Transcribe each of the records below exactly, excluding all pictures.

# MATERIALS PROVIDED
--- Start ---

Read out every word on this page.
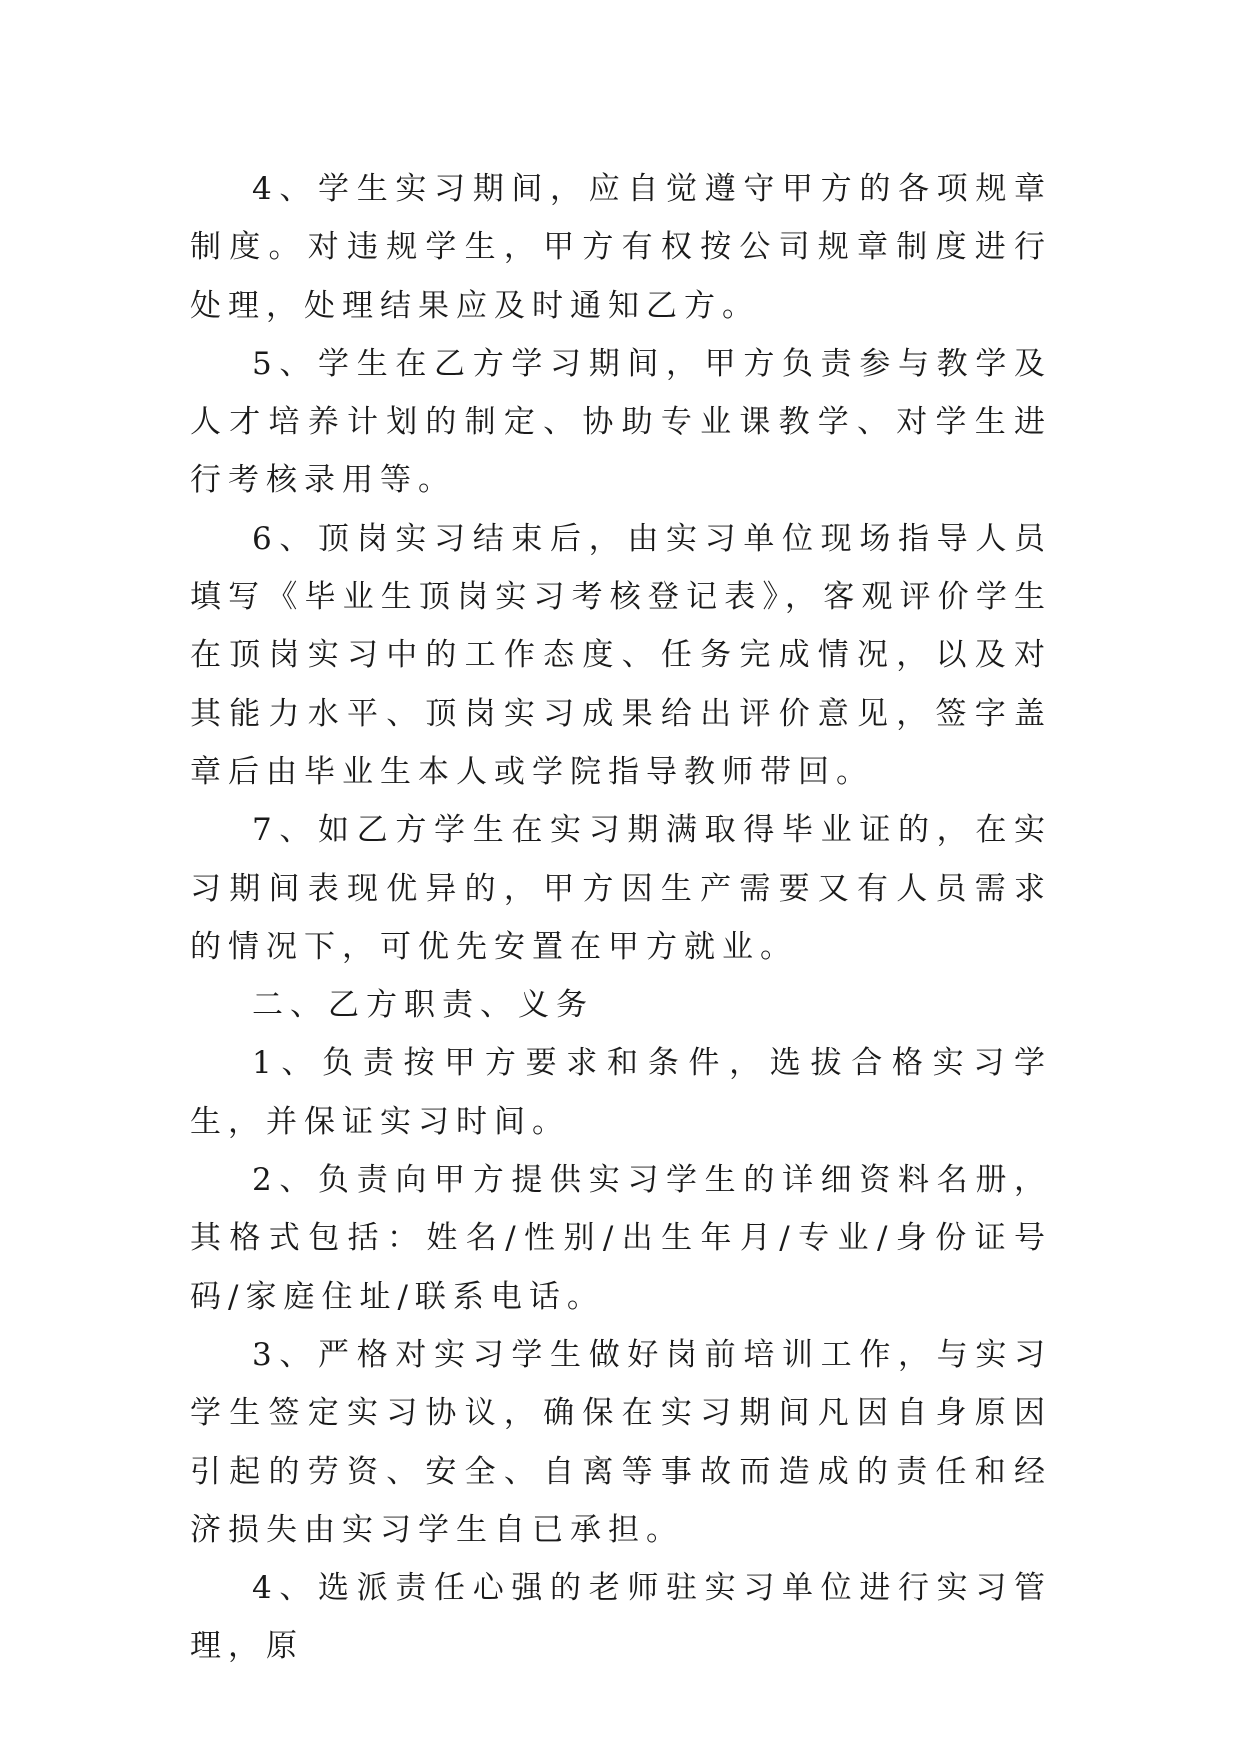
4、学生实习期间，应自觉遵守甲方的各项规章制度。对违规学生，甲方有权按公司规章制度进行处理，处理结果应及时通知乙方。

5、学生在乙方学习期间，甲方负责参与教学及人才培养计划的制定、协助专业课教学、对学生进行考核录用等。

6、顶岗实习结束后，由实习单位现场指导人员填写《毕业生顶岗实习考核登记表》，客观评价学生在顶岗实习中的工作态度、任务完成情况，以及对其能力水平、顶岗实习成果给出评价意见，签字盖章后由毕业生本人或学院指导教师带回。

7、如乙方学生在实习期满取得毕业证的，在实习期间表现优异的，甲方因生产需要又有人员需求的情况下，可优先安置在甲方就业。

二、乙方职责、义务

1、负责按甲方要求和条件，选拔合格实习学生，并保证实习时间。

2、负责向甲方提供实习学生的详细资料名册，其格式包括：姓名/性别/出生年月/专业/身份证号码/家庭住址/联系电话。

3、严格对实习学生做好岗前培训工作，与实习学生签定实习协议，确保在实习期间凡因自身原因引起的劳资、安全、自离等事故而造成的责任和经济损失由实习学生自已承担。

4、选派责任心强的老师驻实习单位进行实习管理，原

--- End ---

# FINAL RESULT
Read out every word on this page.
4、学生实习期间，应自觉遵守甲方的各项规章制度。对违规学生，甲方有权按公司规章制度进行处理，处理结果应及时通知乙方。

5、学生在乙方学习期间，甲方负责参与教学及人才培养计划的制定、协助专业课教学、对学生进行考核录用等。

6、顶岗实习结束后，由实习单位现场指导人员填写《毕业生顶岗实习考核登记表》，客观评价学生在顶岗实习中的工作态度、任务完成情况，以及对其能力水平、顶岗实习成果给出评价意见，签字盖章后由毕业生本人或学院指导教师带回。

7、如乙方学生在实习期满取得毕业证的，在实习期间表现优异的，甲方因生产需要又有人员需求的情况下，可优先安置在甲方就业。

二、乙方职责、义务

1、负责按甲方要求和条件，选拔合格实习学生，并保证实习时间。

2、负责向甲方提供实习学生的详细资料名册，其格式包括：姓名/性别/出生年月/专业/身份证号码/家庭住址/联系电话。

3、严格对实习学生做好岗前培训工作，与实习学生签定实习协议，确保在实习期间凡因自身原因引起的劳资、安全、自离等事故而造成的责任和经济损失由实习学生自已承担。

4、选派责任心强的老师驻实习单位进行实习管理，原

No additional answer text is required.